» **Stored rows**:
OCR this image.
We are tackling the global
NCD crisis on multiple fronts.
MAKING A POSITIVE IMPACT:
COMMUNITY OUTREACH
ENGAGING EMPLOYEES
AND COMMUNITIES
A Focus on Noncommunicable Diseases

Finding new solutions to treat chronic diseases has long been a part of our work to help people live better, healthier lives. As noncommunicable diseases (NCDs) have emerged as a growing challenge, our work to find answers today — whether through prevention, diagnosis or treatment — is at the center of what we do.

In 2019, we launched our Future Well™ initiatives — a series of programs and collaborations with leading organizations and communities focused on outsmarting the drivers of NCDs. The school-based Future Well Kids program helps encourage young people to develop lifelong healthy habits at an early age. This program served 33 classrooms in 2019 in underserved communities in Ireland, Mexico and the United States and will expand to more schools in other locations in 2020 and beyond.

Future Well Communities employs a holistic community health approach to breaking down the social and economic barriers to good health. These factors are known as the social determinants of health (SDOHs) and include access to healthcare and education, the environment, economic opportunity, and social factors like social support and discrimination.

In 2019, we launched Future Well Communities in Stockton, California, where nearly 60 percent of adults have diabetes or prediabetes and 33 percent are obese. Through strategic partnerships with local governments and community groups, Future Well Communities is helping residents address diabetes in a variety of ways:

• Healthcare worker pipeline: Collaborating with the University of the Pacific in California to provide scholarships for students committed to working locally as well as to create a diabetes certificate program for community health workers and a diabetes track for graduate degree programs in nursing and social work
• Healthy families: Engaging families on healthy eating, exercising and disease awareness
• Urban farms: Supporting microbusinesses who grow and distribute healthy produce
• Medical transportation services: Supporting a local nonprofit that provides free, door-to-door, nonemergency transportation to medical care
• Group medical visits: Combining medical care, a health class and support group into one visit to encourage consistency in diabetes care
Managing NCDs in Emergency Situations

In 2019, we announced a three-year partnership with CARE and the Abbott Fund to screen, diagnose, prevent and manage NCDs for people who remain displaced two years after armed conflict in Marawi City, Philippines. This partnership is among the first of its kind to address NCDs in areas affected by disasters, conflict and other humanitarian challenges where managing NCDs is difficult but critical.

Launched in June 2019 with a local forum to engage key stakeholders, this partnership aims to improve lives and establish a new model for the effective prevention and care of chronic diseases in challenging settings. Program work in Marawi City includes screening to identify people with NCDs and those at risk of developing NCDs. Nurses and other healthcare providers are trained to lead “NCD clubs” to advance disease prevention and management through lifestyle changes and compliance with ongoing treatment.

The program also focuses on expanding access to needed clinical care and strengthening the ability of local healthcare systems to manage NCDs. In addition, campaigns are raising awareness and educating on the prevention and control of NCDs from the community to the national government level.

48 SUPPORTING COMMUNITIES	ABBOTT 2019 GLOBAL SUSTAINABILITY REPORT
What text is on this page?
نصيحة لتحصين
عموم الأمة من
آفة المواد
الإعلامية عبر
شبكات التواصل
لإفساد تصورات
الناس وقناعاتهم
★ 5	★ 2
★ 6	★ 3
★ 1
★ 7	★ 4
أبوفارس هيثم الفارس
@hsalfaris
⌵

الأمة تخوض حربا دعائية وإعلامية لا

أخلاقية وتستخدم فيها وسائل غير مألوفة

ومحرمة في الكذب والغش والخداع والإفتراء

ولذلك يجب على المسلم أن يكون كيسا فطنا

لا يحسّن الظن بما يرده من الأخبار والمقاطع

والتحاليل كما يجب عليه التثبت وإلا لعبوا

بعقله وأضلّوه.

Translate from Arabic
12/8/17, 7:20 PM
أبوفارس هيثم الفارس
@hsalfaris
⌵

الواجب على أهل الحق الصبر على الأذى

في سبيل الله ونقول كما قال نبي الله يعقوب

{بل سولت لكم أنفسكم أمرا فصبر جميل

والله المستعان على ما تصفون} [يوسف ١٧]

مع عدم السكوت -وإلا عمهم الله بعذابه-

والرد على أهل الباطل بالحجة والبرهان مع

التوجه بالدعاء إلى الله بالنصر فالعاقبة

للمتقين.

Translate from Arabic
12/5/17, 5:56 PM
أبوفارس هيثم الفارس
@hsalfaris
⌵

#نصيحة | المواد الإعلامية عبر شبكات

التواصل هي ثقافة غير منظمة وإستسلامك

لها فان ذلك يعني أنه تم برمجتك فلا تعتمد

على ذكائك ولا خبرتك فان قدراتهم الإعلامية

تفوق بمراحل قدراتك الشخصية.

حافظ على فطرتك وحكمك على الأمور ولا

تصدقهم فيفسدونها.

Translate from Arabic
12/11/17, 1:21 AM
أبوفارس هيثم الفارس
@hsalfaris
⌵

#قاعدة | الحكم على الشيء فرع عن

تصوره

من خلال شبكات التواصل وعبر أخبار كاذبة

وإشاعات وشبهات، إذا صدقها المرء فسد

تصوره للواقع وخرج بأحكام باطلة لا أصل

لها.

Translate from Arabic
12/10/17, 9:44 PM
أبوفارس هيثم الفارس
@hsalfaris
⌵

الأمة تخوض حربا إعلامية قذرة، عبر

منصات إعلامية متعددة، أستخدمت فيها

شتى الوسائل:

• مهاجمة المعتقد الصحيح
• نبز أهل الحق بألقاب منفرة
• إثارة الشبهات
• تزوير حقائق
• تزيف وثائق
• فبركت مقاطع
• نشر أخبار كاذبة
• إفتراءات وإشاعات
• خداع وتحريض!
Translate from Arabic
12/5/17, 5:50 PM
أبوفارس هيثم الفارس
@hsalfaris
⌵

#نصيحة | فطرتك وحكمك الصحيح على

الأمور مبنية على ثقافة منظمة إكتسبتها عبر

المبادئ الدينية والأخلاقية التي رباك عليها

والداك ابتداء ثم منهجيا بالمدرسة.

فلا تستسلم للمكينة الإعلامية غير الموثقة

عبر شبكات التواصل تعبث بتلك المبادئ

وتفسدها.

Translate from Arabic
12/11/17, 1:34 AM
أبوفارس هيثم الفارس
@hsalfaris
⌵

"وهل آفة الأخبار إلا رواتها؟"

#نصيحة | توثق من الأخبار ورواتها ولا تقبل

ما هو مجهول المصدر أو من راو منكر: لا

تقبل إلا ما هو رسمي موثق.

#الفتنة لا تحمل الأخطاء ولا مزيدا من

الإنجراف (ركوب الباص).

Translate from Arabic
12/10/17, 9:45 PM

» **Task directions**:
In the entries above, find each line with the word "التواصل" and show it.

» **Solution to the problem**:
شبكات التواصل
التواصل هي ثقافة غير منظمة وإستسلامك
من خلال شبكات التواصل وعبر أخبار كاذبة
عبر شبكات التواصل تعبث بتلك المبادئ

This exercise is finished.